◆ Work to do ◆
In the records that follow, show each line where the word "JSON" is present.

>>>>>

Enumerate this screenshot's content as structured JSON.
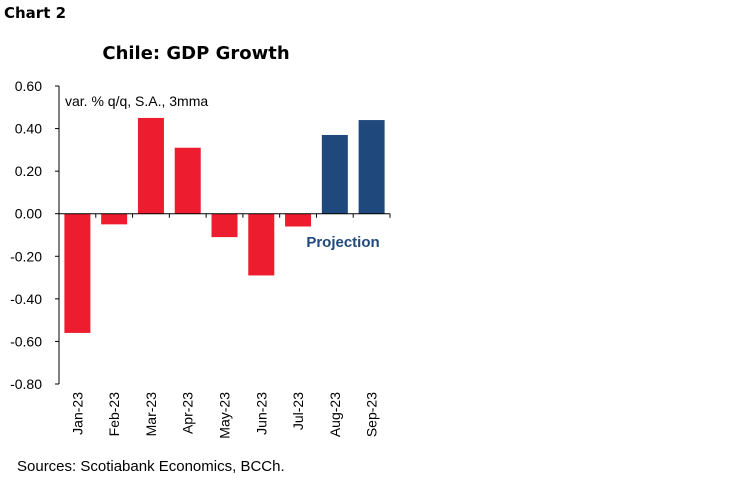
{
  "header": {
    "chart_label": "Chart 2"
  },
  "footer": {
    "sources": "Sources: Scotiabank Economics, BCCh."
  },
  "chart_data": {
    "type": "bar",
    "title": "Chile: GDP Growth",
    "subtitle": "var. % q/q, S.A., 3mma",
    "annotation": "Projection",
    "categories": [
      "Jan-23",
      "Feb-23",
      "Mar-23",
      "Apr-23",
      "May-23",
      "Jun-23",
      "Jul-23",
      "Aug-23",
      "Sep-23"
    ],
    "values": [
      -0.56,
      -0.05,
      0.45,
      0.31,
      -0.11,
      -0.29,
      -0.06,
      0.37,
      0.44
    ],
    "projection": [
      false,
      false,
      false,
      false,
      false,
      false,
      false,
      true,
      true
    ],
    "colors": {
      "actual": "#ED1C2E",
      "projection": "#1F497D"
    },
    "ylim": [
      -0.8,
      0.6
    ],
    "yticks": [
      "0.60",
      "0.40",
      "0.20",
      "0.00",
      "-0.20",
      "-0.40",
      "-0.60",
      "-0.80"
    ],
    "grid": false
  }
}
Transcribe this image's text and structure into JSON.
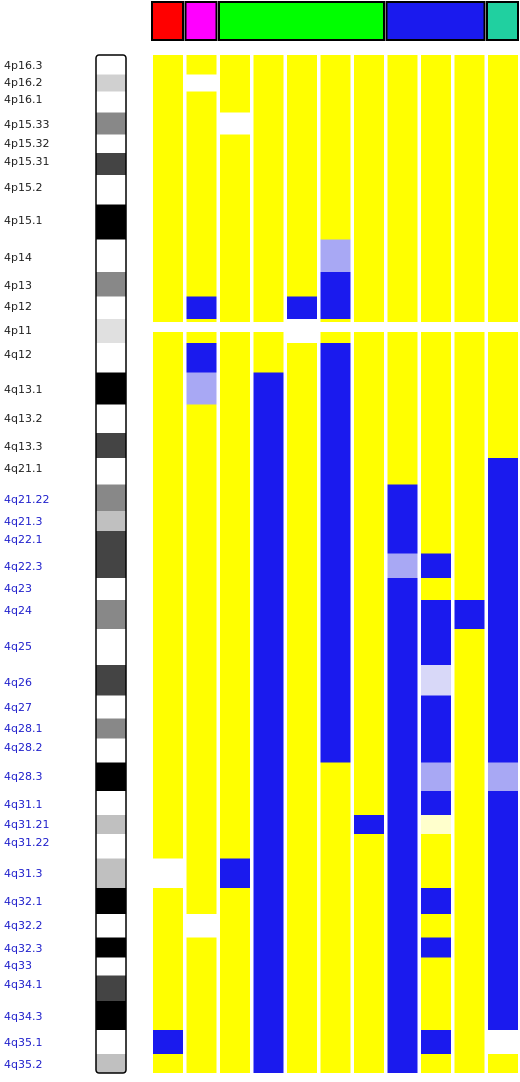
{
  "chart_data": {
    "type": "heatmap",
    "background": "#ffff00",
    "groups": [
      {
        "color": "#ff0000",
        "columns": 1
      },
      {
        "color": "#ff00ff",
        "columns": 1
      },
      {
        "color": "#00ff00",
        "columns": 5
      },
      {
        "color": "#1a1aee",
        "columns": 3
      },
      {
        "color": "#20d0a0",
        "columns": 1
      }
    ],
    "bands": [
      {
        "label": "4p16.3",
        "label_color": "#222222",
        "stain": "#ffffff"
      },
      {
        "label": "4p16.2",
        "label_color": "#222222",
        "stain": "#d0d0d0"
      },
      {
        "label": "4p16.1",
        "label_color": "#222222",
        "stain": "#ffffff"
      },
      {
        "label": "4p15.33",
        "label_color": "#222222",
        "stain": "#888888"
      },
      {
        "label": "4p15.32",
        "label_color": "#222222",
        "stain": "#ffffff"
      },
      {
        "label": "4p15.31",
        "label_color": "#222222",
        "stain": "#444444"
      },
      {
        "label": "4p15.2",
        "label_color": "#222222",
        "stain": "#ffffff"
      },
      {
        "label": "4p15.1",
        "label_color": "#222222",
        "stain": "#000000"
      },
      {
        "label": "4p14",
        "label_color": "#222222",
        "stain": "#ffffff"
      },
      {
        "label": "4p13",
        "label_color": "#222222",
        "stain": "#888888"
      },
      {
        "label": "4p12",
        "label_color": "#222222",
        "stain": "#ffffff"
      },
      {
        "label": "4p11",
        "label_color": "#222222",
        "stain": "#e0e0e0"
      },
      {
        "label": "4q12",
        "label_color": "#222222",
        "stain": "#ffffff"
      },
      {
        "label": "4q13.1",
        "label_color": "#222222",
        "stain": "#000000"
      },
      {
        "label": "4q13.2",
        "label_color": "#222222",
        "stain": "#ffffff"
      },
      {
        "label": "4q13.3",
        "label_color": "#222222",
        "stain": "#444444"
      },
      {
        "label": "4q21.1",
        "label_color": "#222222",
        "stain": "#ffffff"
      },
      {
        "label": "4q21.22",
        "label_color": "#2222cc",
        "stain": "#888888"
      },
      {
        "label": "4q21.3",
        "label_color": "#2222cc",
        "stain": "#c0c0c0"
      },
      {
        "label": "4q22.1",
        "label_color": "#2222cc",
        "stain": "#444444"
      },
      {
        "label": "4q22.3",
        "label_color": "#2222cc",
        "stain": "#444444"
      },
      {
        "label": "4q23",
        "label_color": "#2222cc",
        "stain": "#ffffff"
      },
      {
        "label": "4q24",
        "label_color": "#2222cc",
        "stain": "#888888"
      },
      {
        "label": "4q25",
        "label_color": "#2222cc",
        "stain": "#ffffff"
      },
      {
        "label": "4q26",
        "label_color": "#2222cc",
        "stain": "#444444"
      },
      {
        "label": "4q27",
        "label_color": "#2222cc",
        "stain": "#ffffff"
      },
      {
        "label": "4q28.1",
        "label_color": "#2222cc",
        "stain": "#888888"
      },
      {
        "label": "4q28.2",
        "label_color": "#2222cc",
        "stain": "#ffffff"
      },
      {
        "label": "4q28.3",
        "label_color": "#2222cc",
        "stain": "#000000"
      },
      {
        "label": "4q31.1",
        "label_color": "#2222cc",
        "stain": "#ffffff"
      },
      {
        "label": "4q31.21",
        "label_color": "#2222cc",
        "stain": "#c0c0c0"
      },
      {
        "label": "4q31.22",
        "label_color": "#2222cc",
        "stain": "#ffffff"
      },
      {
        "label": "4q31.3",
        "label_color": "#2222cc",
        "stain": "#c0c0c0"
      },
      {
        "label": "4q32.1",
        "label_color": "#2222cc",
        "stain": "#000000"
      },
      {
        "label": "4q32.2",
        "label_color": "#2222cc",
        "stain": "#ffffff"
      },
      {
        "label": "4q32.3",
        "label_color": "#2222cc",
        "stain": "#000000"
      },
      {
        "label": "4q33",
        "label_color": "#2222cc",
        "stain": "#ffffff"
      },
      {
        "label": "4q34.1",
        "label_color": "#2222cc",
        "stain": "#444444"
      },
      {
        "label": "4q34.3",
        "label_color": "#2222cc",
        "stain": "#000000"
      },
      {
        "label": "4q35.1",
        "label_color": "#2222cc",
        "stain": "#ffffff"
      },
      {
        "label": "4q35.2",
        "label_color": "#2222cc",
        "stain": "#c0c0c0"
      }
    ],
    "columns": [
      {
        "segments": [
          {
            "from": 32,
            "to": 32,
            "color": "#ffffff"
          },
          {
            "from": 39,
            "to": 39,
            "color": "#1a1aee"
          }
        ]
      },
      {
        "segments": [
          {
            "from": 1,
            "to": 1,
            "color": "#ffffff"
          },
          {
            "from": 10,
            "to": 10,
            "color": "#1a1aee"
          },
          {
            "from": 12,
            "to": 12,
            "color": "#1a1aee"
          },
          {
            "from": 13,
            "to": 13,
            "color": "#a8a8f4"
          },
          {
            "from": 34,
            "to": 34,
            "color": "#ffffff"
          }
        ]
      },
      {
        "segments": [
          {
            "from": 3,
            "to": 3,
            "color": "#ffffff"
          },
          {
            "from": 32,
            "to": 32,
            "color": "#1a1aee"
          }
        ]
      },
      {
        "segments": [
          {
            "from": 13,
            "to": 40,
            "color": "#1a1aee"
          }
        ]
      },
      {
        "segments": [
          {
            "from": 10,
            "to": 10,
            "color": "#1a1aee"
          },
          {
            "from": 11,
            "to": 11,
            "color": "#ffffff"
          }
        ]
      },
      {
        "segments": [
          {
            "from": 8,
            "to": 8,
            "color": "#a8a8f4"
          },
          {
            "from": 9,
            "to": 10,
            "color": "#1a1aee"
          },
          {
            "from": 12,
            "to": 27,
            "color": "#1a1aee"
          }
        ]
      },
      {
        "segments": [
          {
            "from": 30,
            "to": 30,
            "color": "#1a1aee"
          }
        ]
      },
      {
        "segments": [
          {
            "from": 17,
            "to": 19,
            "color": "#1a1aee"
          },
          {
            "from": 20,
            "to": 20,
            "color": "#a8a8f4"
          },
          {
            "from": 21,
            "to": 40,
            "color": "#1a1aee"
          }
        ]
      },
      {
        "segments": [
          {
            "from": 20,
            "to": 20,
            "color": "#1a1aee"
          },
          {
            "from": 22,
            "to": 23,
            "color": "#1a1aee"
          },
          {
            "from": 24,
            "to": 24,
            "color": "#d8d8f8"
          },
          {
            "from": 25,
            "to": 27,
            "color": "#1a1aee"
          },
          {
            "from": 28,
            "to": 28,
            "color": "#a8a8f4"
          },
          {
            "from": 29,
            "to": 29,
            "color": "#1a1aee"
          },
          {
            "from": 30,
            "to": 30,
            "color": "#ffffcc"
          },
          {
            "from": 33,
            "to": 33,
            "color": "#1a1aee"
          },
          {
            "from": 35,
            "to": 35,
            "color": "#1a1aee"
          },
          {
            "from": 39,
            "to": 39,
            "color": "#1a1aee"
          }
        ]
      },
      {
        "segments": [
          {
            "from": 22,
            "to": 22,
            "color": "#1a1aee"
          }
        ]
      },
      {
        "segments": [
          {
            "from": 16,
            "to": 27,
            "color": "#1a1aee"
          },
          {
            "from": 28,
            "to": 28,
            "color": "#a8a8f4"
          },
          {
            "from": 29,
            "to": 38,
            "color": "#1a1aee"
          },
          {
            "from": 39,
            "to": 39,
            "color": "#ffffff"
          }
        ]
      }
    ]
  }
}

<<<<<

◆ Task answer ◆
Enumerate this screenshot's content as structured JSON.
Transcribe this image's text and structure into JSON.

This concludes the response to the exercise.